# [Work to be completed]
Go through the records and show each line where the word "JSON" occurs.

[Begin Exercise material]

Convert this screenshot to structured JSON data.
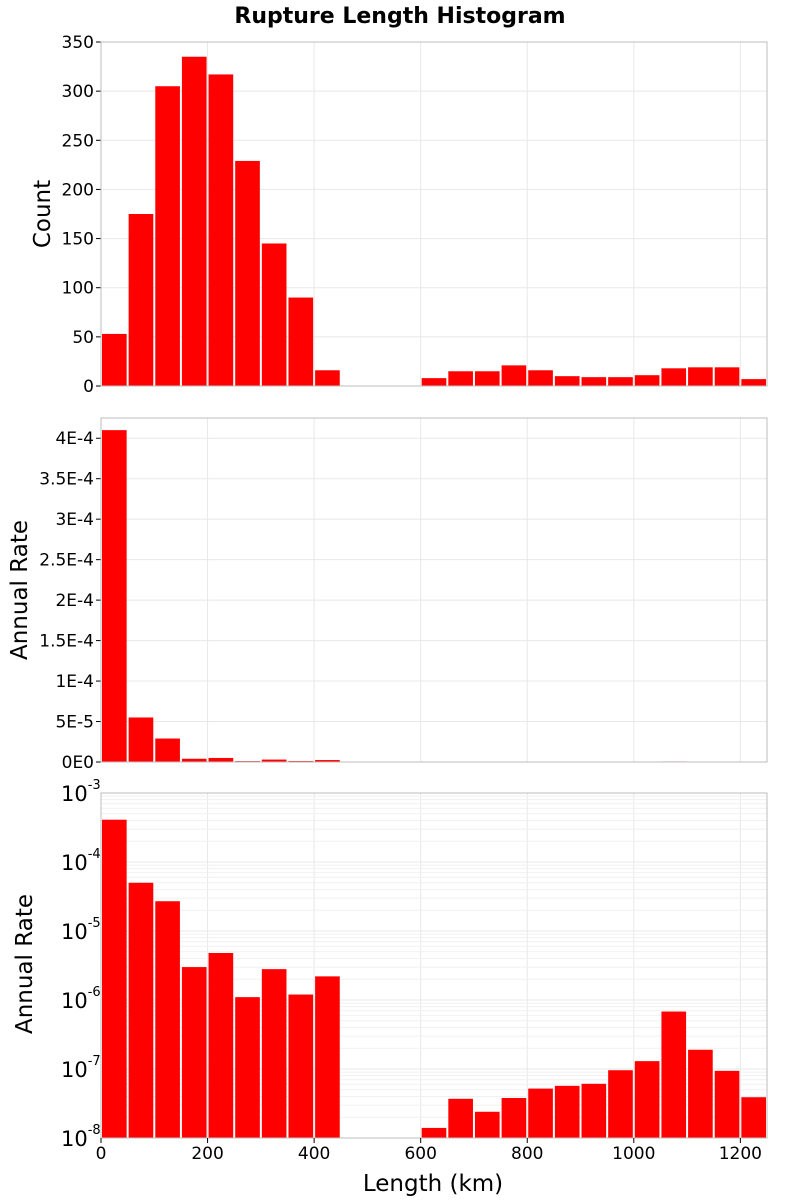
{
  "chart_data": [
    {
      "type": "bar",
      "title": "Rupture Length Histogram",
      "ylabel": "Count",
      "xlabel": "",
      "xlim": [
        0,
        1250
      ],
      "ylim": [
        0,
        350
      ],
      "bin_width": 50,
      "bin_starts": [
        0,
        50,
        100,
        150,
        200,
        250,
        300,
        350,
        400,
        450,
        500,
        550,
        600,
        650,
        700,
        750,
        800,
        850,
        900,
        950,
        1000,
        1050,
        1100,
        1150,
        1200
      ],
      "values": [
        53,
        175,
        305,
        335,
        317,
        229,
        145,
        90,
        16,
        0,
        0,
        0,
        8,
        15,
        15,
        21,
        16,
        10,
        9,
        9,
        11,
        18,
        19,
        19,
        7
      ],
      "yticks": [
        0,
        50,
        100,
        150,
        200,
        250,
        300,
        350
      ],
      "ytick_labels": [
        "0",
        "50",
        "100",
        "150",
        "200",
        "250",
        "300",
        "350"
      ]
    },
    {
      "type": "bar",
      "ylabel": "Annual Rate",
      "xlabel": "",
      "xlim": [
        0,
        1250
      ],
      "ylim": [
        0,
        0.000425
      ],
      "bin_width": 50,
      "bin_starts": [
        0,
        50,
        100,
        150,
        200,
        250,
        300,
        350,
        400,
        450,
        500,
        550,
        600,
        650,
        700,
        750,
        800,
        850,
        900,
        950,
        1000,
        1050,
        1100,
        1150,
        1200
      ],
      "values": [
        0.00041,
        5.5e-05,
        2.9e-05,
        4e-06,
        5e-06,
        1.1e-06,
        3e-06,
        1.2e-06,
        2.4e-06,
        0,
        0,
        0,
        1.3e-08,
        3.7e-08,
        2.4e-08,
        3.7e-08,
        5.2e-08,
        5.7e-08,
        6.1e-08,
        9.6e-08,
        1.3e-07,
        6.8e-07,
        2e-07,
        9.5e-08,
        4e-08
      ],
      "yticks": [
        0,
        5e-05,
        0.0001,
        0.00015,
        0.0002,
        0.00025,
        0.0003,
        0.00035,
        0.0004
      ],
      "ytick_labels": [
        "0E0",
        "5E-5",
        "1E-4",
        "1.5E-4",
        "2E-4",
        "2.5E-4",
        "3E-4",
        "3.5E-4",
        "4E-4"
      ]
    },
    {
      "type": "bar",
      "yscale": "log",
      "ylabel": "Annual Rate",
      "xlabel": "Length (km)",
      "xlim": [
        0,
        1250
      ],
      "ylim": [
        1e-08,
        0.001
      ],
      "bin_width": 50,
      "bin_starts": [
        0,
        50,
        100,
        150,
        200,
        250,
        300,
        350,
        400,
        450,
        500,
        550,
        600,
        650,
        700,
        750,
        800,
        850,
        900,
        950,
        1000,
        1050,
        1100,
        1150,
        1200
      ],
      "values": [
        0.00041,
        5e-05,
        2.7e-05,
        3e-06,
        4.8e-06,
        1.1e-06,
        2.8e-06,
        1.2e-06,
        2.2e-06,
        0,
        0,
        0,
        1.4e-08,
        3.7e-08,
        2.4e-08,
        3.8e-08,
        5.2e-08,
        5.7e-08,
        6.1e-08,
        9.6e-08,
        1.3e-07,
        6.8e-07,
        1.9e-07,
        9.4e-08,
        3.9e-08
      ],
      "ytick_exponents": [
        "-8",
        "-7",
        "-6",
        "-5",
        "-4",
        "-3"
      ],
      "ytick_base": "10",
      "xticks": [
        0,
        200,
        400,
        600,
        800,
        1000,
        1200
      ],
      "xtick_labels": [
        "0",
        "200",
        "400",
        "600",
        "800",
        "1000",
        "1200"
      ]
    }
  ],
  "colors": {
    "bar": "#ff0000",
    "frame": "#bdbdbd",
    "grid": "#e8e8e8"
  }
}
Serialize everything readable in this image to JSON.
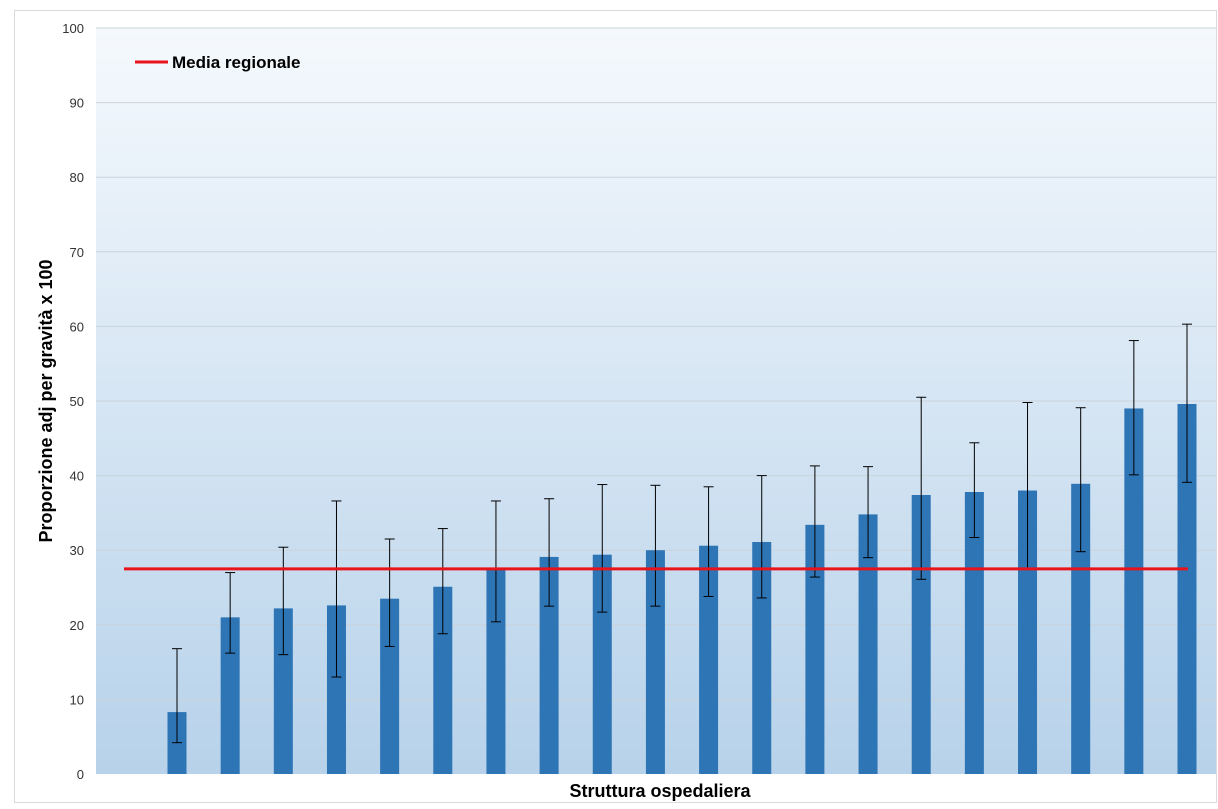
{
  "chart_data": {
    "type": "bar",
    "title": "",
    "xlabel": "Struttura ospedaliera",
    "ylabel": "Proporzione adj per gravità x 100",
    "ylim": [
      0,
      100
    ],
    "yticks": [
      0,
      10,
      20,
      30,
      40,
      50,
      60,
      70,
      80,
      90,
      100
    ],
    "grid": true,
    "legend": {
      "placement": "top-left",
      "entries": [
        "Media regionale"
      ]
    },
    "colors": {
      "bar": "#2e75b6",
      "reference_line": "#e8141b",
      "error_bar": "#000000",
      "gridline": "#c9d3dc",
      "plot_bg_top": "#f5f9fd",
      "plot_bg_bottom": "#b7d2ea"
    },
    "series": [
      {
        "values": [
          8.3,
          21.0,
          22.2,
          22.6,
          23.5,
          25.1,
          27.5,
          29.1,
          29.4,
          30.0,
          30.6,
          31.1,
          33.4,
          34.8,
          37.4,
          37.8,
          38.0,
          38.9,
          49.0,
          49.6
        ],
        "error_low": [
          4.2,
          16.2,
          16.0,
          13.0,
          17.1,
          18.8,
          20.4,
          22.5,
          21.7,
          22.5,
          23.8,
          23.6,
          26.4,
          29.0,
          26.1,
          31.7,
          27.5,
          29.8,
          40.1,
          39.1
        ],
        "error_high": [
          16.8,
          27.0,
          30.4,
          36.6,
          31.5,
          32.9,
          36.6,
          36.9,
          38.8,
          38.7,
          38.5,
          40.0,
          41.3,
          41.2,
          50.5,
          44.4,
          49.8,
          49.1,
          58.1,
          60.3
        ]
      }
    ],
    "reference_line": {
      "name": "Media regionale",
      "value": 27.5
    }
  }
}
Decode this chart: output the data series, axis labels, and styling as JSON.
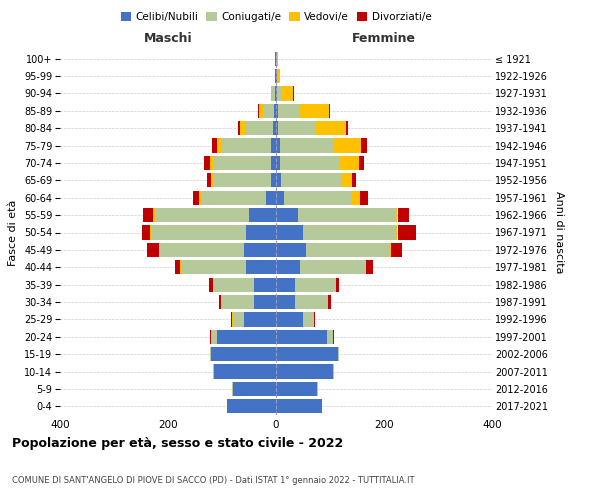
{
  "age_groups": [
    "0-4",
    "5-9",
    "10-14",
    "15-19",
    "20-24",
    "25-29",
    "30-34",
    "35-39",
    "40-44",
    "45-49",
    "50-54",
    "55-59",
    "60-64",
    "65-69",
    "70-74",
    "75-79",
    "80-84",
    "85-89",
    "90-94",
    "95-99",
    "100+"
  ],
  "birth_years": [
    "2017-2021",
    "2012-2016",
    "2007-2011",
    "2002-2006",
    "1997-2001",
    "1992-1996",
    "1987-1991",
    "1982-1986",
    "1977-1981",
    "1972-1976",
    "1967-1971",
    "1962-1966",
    "1957-1961",
    "1952-1956",
    "1947-1951",
    "1942-1946",
    "1937-1941",
    "1932-1936",
    "1927-1931",
    "1922-1926",
    "≤ 1921"
  ],
  "males": {
    "celibi": [
      90,
      80,
      115,
      120,
      110,
      60,
      40,
      40,
      55,
      60,
      55,
      50,
      18,
      10,
      10,
      10,
      5,
      4,
      2,
      1,
      1
    ],
    "coniugati": [
      0,
      2,
      2,
      2,
      10,
      20,
      60,
      75,
      120,
      155,
      175,
      175,
      120,
      105,
      105,
      90,
      50,
      20,
      5,
      1,
      0
    ],
    "vedovi": [
      0,
      0,
      0,
      0,
      1,
      1,
      1,
      1,
      2,
      2,
      3,
      3,
      4,
      5,
      8,
      10,
      12,
      8,
      2,
      0,
      0
    ],
    "divorziati": [
      0,
      0,
      0,
      0,
      2,
      2,
      5,
      8,
      10,
      22,
      15,
      18,
      12,
      7,
      10,
      8,
      3,
      2,
      1,
      0,
      0
    ]
  },
  "females": {
    "nubili": [
      85,
      75,
      105,
      115,
      95,
      50,
      35,
      35,
      45,
      55,
      50,
      40,
      15,
      10,
      8,
      8,
      4,
      3,
      2,
      1,
      0
    ],
    "coniugate": [
      0,
      2,
      2,
      2,
      10,
      20,
      60,
      75,
      120,
      155,
      170,
      180,
      125,
      110,
      110,
      100,
      70,
      40,
      10,
      2,
      1
    ],
    "vedove": [
      0,
      0,
      0,
      0,
      1,
      1,
      1,
      2,
      2,
      3,
      5,
      5,
      15,
      20,
      35,
      50,
      55,
      55,
      20,
      5,
      2
    ],
    "divorziate": [
      0,
      0,
      0,
      0,
      2,
      2,
      5,
      5,
      12,
      20,
      35,
      22,
      15,
      8,
      10,
      10,
      5,
      2,
      1,
      0,
      0
    ]
  },
  "colors": {
    "celibi_nubili": "#4472c4",
    "coniugati": "#b5c99a",
    "vedovi": "#ffc000",
    "divorziati": "#c00000"
  },
  "title": "Popolazione per età, sesso e stato civile - 2022",
  "subtitle": "COMUNE DI SANT'ANGELO DI PIOVE DI SACCO (PD) - Dati ISTAT 1° gennaio 2022 - TUTTITALIA.IT",
  "xlabel_left": "Maschi",
  "xlabel_right": "Femmine",
  "ylabel_left": "Fasce di età",
  "ylabel_right": "Anni di nascita",
  "xlim": 400,
  "background_color": "#ffffff",
  "grid_color": "#cccccc"
}
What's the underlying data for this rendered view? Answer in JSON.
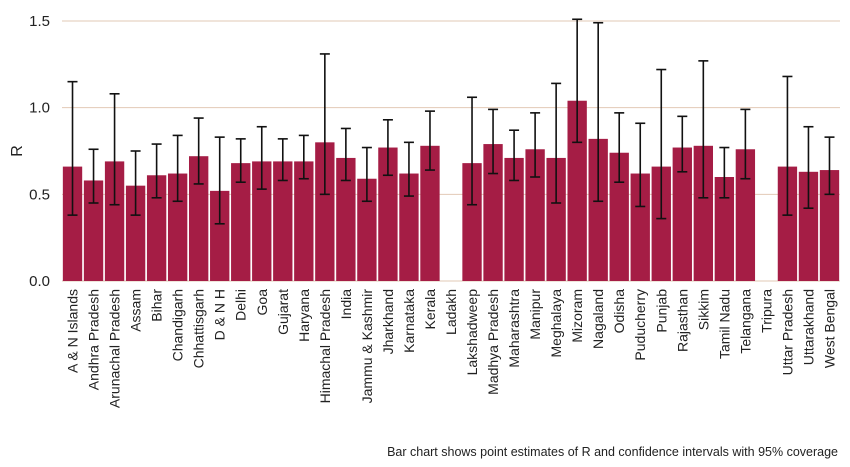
{
  "chart_data": {
    "type": "bar",
    "ylabel": "R",
    "xlabel": "",
    "ylim": [
      0,
      1.5
    ],
    "yticks": [
      "0.0",
      "0.5",
      "1.0",
      "1.5"
    ],
    "grid": "horizontal",
    "bar_color": "#a51d45",
    "grid_color": "#e2c9b6",
    "errorbar_color": "#111111",
    "caption": "Bar chart shows point estimates of R and confidence intervals with 95% coverage",
    "categories": [
      "A & N Islands",
      "Andhra Pradesh",
      "Arunachal Pradesh",
      "Assam",
      "Bihar",
      "Chandigarh",
      "Chhattisgarh",
      "D & N H",
      "Delhi",
      "Goa",
      "Gujarat",
      "Haryana",
      "Himachal Pradesh",
      "India",
      "Jammu & Kashmir",
      "Jharkhand",
      "Karnataka",
      "Kerala",
      "Ladakh",
      "Lakshadweep",
      "Madhya Pradesh",
      "Maharashtra",
      "Manipur",
      "Meghalaya",
      "Mizoram",
      "Nagaland",
      "Odisha",
      "Puducherry",
      "Punjab",
      "Rajasthan",
      "Sikkim",
      "Tamil Nadu",
      "Telangana",
      "Tripura",
      "Uttar Pradesh",
      "Uttarakhand",
      "West Bengal"
    ],
    "values": [
      0.66,
      0.58,
      0.69,
      0.55,
      0.61,
      0.62,
      0.72,
      0.52,
      0.68,
      0.69,
      0.69,
      0.69,
      0.8,
      0.71,
      0.59,
      0.77,
      0.62,
      0.78,
      null,
      0.68,
      0.79,
      0.71,
      0.76,
      0.71,
      1.04,
      0.82,
      0.74,
      0.62,
      0.66,
      0.77,
      0.78,
      0.6,
      0.76,
      null,
      0.66,
      0.63,
      0.64
    ],
    "ci_lower": [
      0.38,
      0.45,
      0.44,
      0.38,
      0.48,
      0.46,
      0.56,
      0.33,
      0.57,
      0.53,
      0.58,
      0.59,
      0.5,
      0.58,
      0.46,
      0.61,
      0.49,
      0.64,
      null,
      0.44,
      0.62,
      0.58,
      0.6,
      0.45,
      0.8,
      0.46,
      0.57,
      0.43,
      0.36,
      0.63,
      0.48,
      0.48,
      0.59,
      null,
      0.38,
      0.42,
      0.5
    ],
    "ci_upper": [
      1.15,
      0.76,
      1.08,
      0.75,
      0.79,
      0.84,
      0.94,
      0.83,
      0.82,
      0.89,
      0.82,
      0.84,
      1.31,
      0.88,
      0.77,
      0.93,
      0.8,
      0.98,
      null,
      1.06,
      0.99,
      0.87,
      0.97,
      1.14,
      1.51,
      1.49,
      0.97,
      0.91,
      1.22,
      0.95,
      1.27,
      0.77,
      0.99,
      null,
      1.18,
      0.89,
      0.83
    ]
  }
}
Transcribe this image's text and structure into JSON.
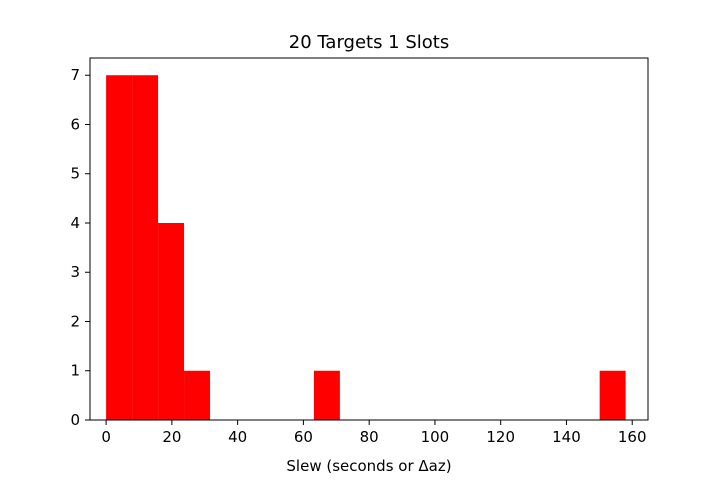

[End Exercise material]

# [Exercise output]
Convert this screenshot to structured JSON data.
Serialize everything readable in this image to JSON.
Decode this chart: output the data series, axis labels, and styling as JSON.
What's the underlying data for this rendered view? Answer in JSON.
Transcribe this image's text and structure into JSON.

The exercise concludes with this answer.